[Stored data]
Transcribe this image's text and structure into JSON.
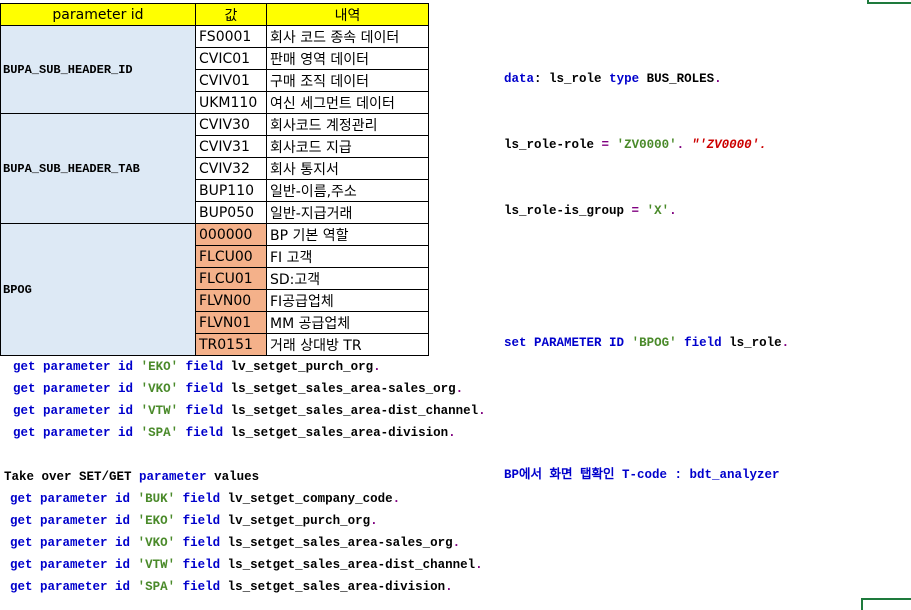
{
  "table": {
    "headers": [
      "parameter id",
      "값",
      "내역"
    ],
    "groups": [
      {
        "name": "BUPA_SUB_HEADER_ID",
        "rows": [
          {
            "value": "FS0001",
            "desc": "회사 코드 종속 데이터",
            "highlight": false
          },
          {
            "value": "CVIC01",
            "desc": "판매 영역 데이터",
            "highlight": false
          },
          {
            "value": "CVIV01",
            "desc": "구매 조직 데이터",
            "highlight": false
          },
          {
            "value": "UKM110",
            "desc": "여신 세그먼트 데이터",
            "highlight": false
          }
        ]
      },
      {
        "name": "BUPA_SUB_HEADER_TAB",
        "rows": [
          {
            "value": "CVIV30",
            "desc": "회사코드 계정관리",
            "highlight": false
          },
          {
            "value": "CVIV31",
            "desc": "회사코드 지급",
            "highlight": false
          },
          {
            "value": "CVIV32",
            "desc": "회사 통지서",
            "highlight": false
          },
          {
            "value": "BUP110",
            "desc": "일반-이름,주소",
            "highlight": false
          },
          {
            "value": "BUP050",
            "desc": "일반-지급거래",
            "highlight": false
          }
        ]
      },
      {
        "name": "BPOG",
        "rows": [
          {
            "value": "000000",
            "desc": "BP 기본 역할",
            "highlight": true
          },
          {
            "value": "FLCU00",
            "desc": "FI 고객",
            "highlight": true
          },
          {
            "value": "FLCU01",
            "desc": "SD:고객",
            "highlight": true
          },
          {
            "value": "FLVN00",
            "desc": "FI공급업체",
            "highlight": true
          },
          {
            "value": "FLVN01",
            "desc": "MM 공급업체",
            "highlight": true
          },
          {
            "value": "TR0151",
            "desc": "거래 상대방 TR",
            "highlight": true
          }
        ]
      }
    ]
  },
  "right_code": {
    "l1_kw1": "data",
    "l1_colon": ":",
    "l1_var": "ls_role",
    "l1_kw2": "type",
    "l1_type": "BUS_ROLES",
    "l1_end": ".",
    "l2_var": "ls_role-role",
    "l2_eq": "=",
    "l2_str": "'ZV0000'",
    "l2_dot": ".",
    "l2_comment": "\"'ZV0000'.",
    "l3_var": "ls_role-is_group",
    "l3_eq": "=",
    "l3_str": "'X'",
    "l3_dot": ".",
    "l4_kw1": "set",
    "l4_kw2": "PARAMETER ID",
    "l4_str": "'BPOG'",
    "l4_kw3": "field",
    "l4_var": "ls_role",
    "l4_dot": ".",
    "l5_text": "BP에서 화면 탭확인 T-code : bdt_analyzer"
  },
  "block1": [
    {
      "kw1": "get",
      "kw2": "parameter id",
      "id": "'EKO'",
      "kw3": "field",
      "var": "lv_setget_purch_org",
      "dot": "."
    },
    {
      "kw1": "get",
      "kw2": "parameter id",
      "id": "'VKO'",
      "kw3": "field",
      "var": "ls_setget_sales_area-sales_org",
      "dot": "."
    },
    {
      "kw1": "get",
      "kw2": "parameter id",
      "id": "'VTW'",
      "kw3": "field",
      "var": "ls_setget_sales_area-dist_channel",
      "dot": "."
    },
    {
      "kw1": "get",
      "kw2": "parameter id",
      "id": "'SPA'",
      "kw3": "field",
      "var": "ls_setget_sales_area-division",
      "dot": "."
    }
  ],
  "block2_heading": {
    "pre": "Take over SET/GET",
    "kw": "parameter",
    "post": "values"
  },
  "block2": [
    {
      "kw1": "get",
      "kw2": "parameter id",
      "id": "'BUK'",
      "kw3": "field",
      "var": "lv_setget_company_code",
      "dot": "."
    },
    {
      "kw1": "get",
      "kw2": "parameter id",
      "id": "'EKO'",
      "kw3": "field",
      "var": "lv_setget_purch_org",
      "dot": "."
    },
    {
      "kw1": "get",
      "kw2": "parameter id",
      "id": "'VKO'",
      "kw3": "field",
      "var": "ls_setget_sales_area-sales_org",
      "dot": "."
    },
    {
      "kw1": "get",
      "kw2": "parameter id",
      "id": "'VTW'",
      "kw3": "field",
      "var": "ls_setget_sales_area-dist_channel",
      "dot": "."
    },
    {
      "kw1": "get",
      "kw2": "parameter id",
      "id": "'SPA'",
      "kw3": "field",
      "var": "ls_setget_sales_area-division",
      "dot": "."
    }
  ],
  "colors": {
    "header": "#ffff00",
    "group": "#dde9f5",
    "highlight": "#f4b18a",
    "keyword": "#0000cc",
    "string": "#4a8a2a"
  }
}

- [What you are asked to do]: All of the data needs repeating exactly, but the pictures do not.

- [Solution for this exercise]:
Transcribe this image's text and structure into JSON.
{
  "table": {
    "headers": [
      "parameter id",
      "값",
      "내역"
    ],
    "groups": [
      {
        "name": "BUPA_SUB_HEADER_ID",
        "rows": [
          {
            "value": "FS0001",
            "desc": "회사 코드 종속 데이터",
            "highlight": false
          },
          {
            "value": "CVIC01",
            "desc": "판매 영역 데이터",
            "highlight": false
          },
          {
            "value": "CVIV01",
            "desc": "구매 조직 데이터",
            "highlight": false
          },
          {
            "value": "UKM110",
            "desc": "여신 세그먼트 데이터",
            "highlight": false
          }
        ]
      },
      {
        "name": "BUPA_SUB_HEADER_TAB",
        "rows": [
          {
            "value": "CVIV30",
            "desc": "회사코드 계정관리",
            "highlight": false
          },
          {
            "value": "CVIV31",
            "desc": "회사코드 지급",
            "highlight": false
          },
          {
            "value": "CVIV32",
            "desc": "회사 통지서",
            "highlight": false
          },
          {
            "value": "BUP110",
            "desc": "일반-이름,주소",
            "highlight": false
          },
          {
            "value": "BUP050",
            "desc": "일반-지급거래",
            "highlight": false
          }
        ]
      },
      {
        "name": "BPOG",
        "rows": [
          {
            "value": "000000",
            "desc": "BP 기본 역할",
            "highlight": true
          },
          {
            "value": "FLCU00",
            "desc": "FI 고객",
            "highlight": true
          },
          {
            "value": "FLCU01",
            "desc": "SD:고객",
            "highlight": true
          },
          {
            "value": "FLVN00",
            "desc": "FI공급업체",
            "highlight": true
          },
          {
            "value": "FLVN01",
            "desc": "MM 공급업체",
            "highlight": true
          },
          {
            "value": "TR0151",
            "desc": "거래 상대방 TR",
            "highlight": true
          }
        ]
      }
    ]
  },
  "right_code": {
    "l1_kw1": "data",
    "l1_colon": ":",
    "l1_var": "ls_role",
    "l1_kw2": "type",
    "l1_type": "BUS_ROLES",
    "l1_end": ".",
    "l2_var": "ls_role-role",
    "l2_eq": "=",
    "l2_str": "'ZV0000'",
    "l2_dot": ".",
    "l2_comment": "\"'ZV0000'.",
    "l3_var": "ls_role-is_group",
    "l3_eq": "=",
    "l3_str": "'X'",
    "l3_dot": ".",
    "l4_kw1": "set",
    "l4_kw2": "PARAMETER ID",
    "l4_str": "'BPOG'",
    "l4_kw3": "field",
    "l4_var": "ls_role",
    "l4_dot": ".",
    "l5_text": "BP에서 화면 탭확인 T-code : bdt_analyzer"
  },
  "block1": [
    {
      "kw1": "get",
      "kw2": "parameter id",
      "id": "'EKO'",
      "kw3": "field",
      "var": "lv_setget_purch_org",
      "dot": "."
    },
    {
      "kw1": "get",
      "kw2": "parameter id",
      "id": "'VKO'",
      "kw3": "field",
      "var": "ls_setget_sales_area-sales_org",
      "dot": "."
    },
    {
      "kw1": "get",
      "kw2": "parameter id",
      "id": "'VTW'",
      "kw3": "field",
      "var": "ls_setget_sales_area-dist_channel",
      "dot": "."
    },
    {
      "kw1": "get",
      "kw2": "parameter id",
      "id": "'SPA'",
      "kw3": "field",
      "var": "ls_setget_sales_area-division",
      "dot": "."
    }
  ],
  "block2_heading": {
    "pre": "Take over SET/GET",
    "kw": "parameter",
    "post": "values"
  },
  "block2": [
    {
      "kw1": "get",
      "kw2": "parameter id",
      "id": "'BUK'",
      "kw3": "field",
      "var": "lv_setget_company_code",
      "dot": "."
    },
    {
      "kw1": "get",
      "kw2": "parameter id",
      "id": "'EKO'",
      "kw3": "field",
      "var": "lv_setget_purch_org",
      "dot": "."
    },
    {
      "kw1": "get",
      "kw2": "parameter id",
      "id": "'VKO'",
      "kw3": "field",
      "var": "ls_setget_sales_area-sales_org",
      "dot": "."
    },
    {
      "kw1": "get",
      "kw2": "parameter id",
      "id": "'VTW'",
      "kw3": "field",
      "var": "ls_setget_sales_area-dist_channel",
      "dot": "."
    },
    {
      "kw1": "get",
      "kw2": "parameter id",
      "id": "'SPA'",
      "kw3": "field",
      "var": "ls_setget_sales_area-division",
      "dot": "."
    }
  ],
  "colors": {
    "header": "#ffff00",
    "group": "#dde9f5",
    "highlight": "#f4b18a",
    "keyword": "#0000cc",
    "string": "#4a8a2a"
  }
}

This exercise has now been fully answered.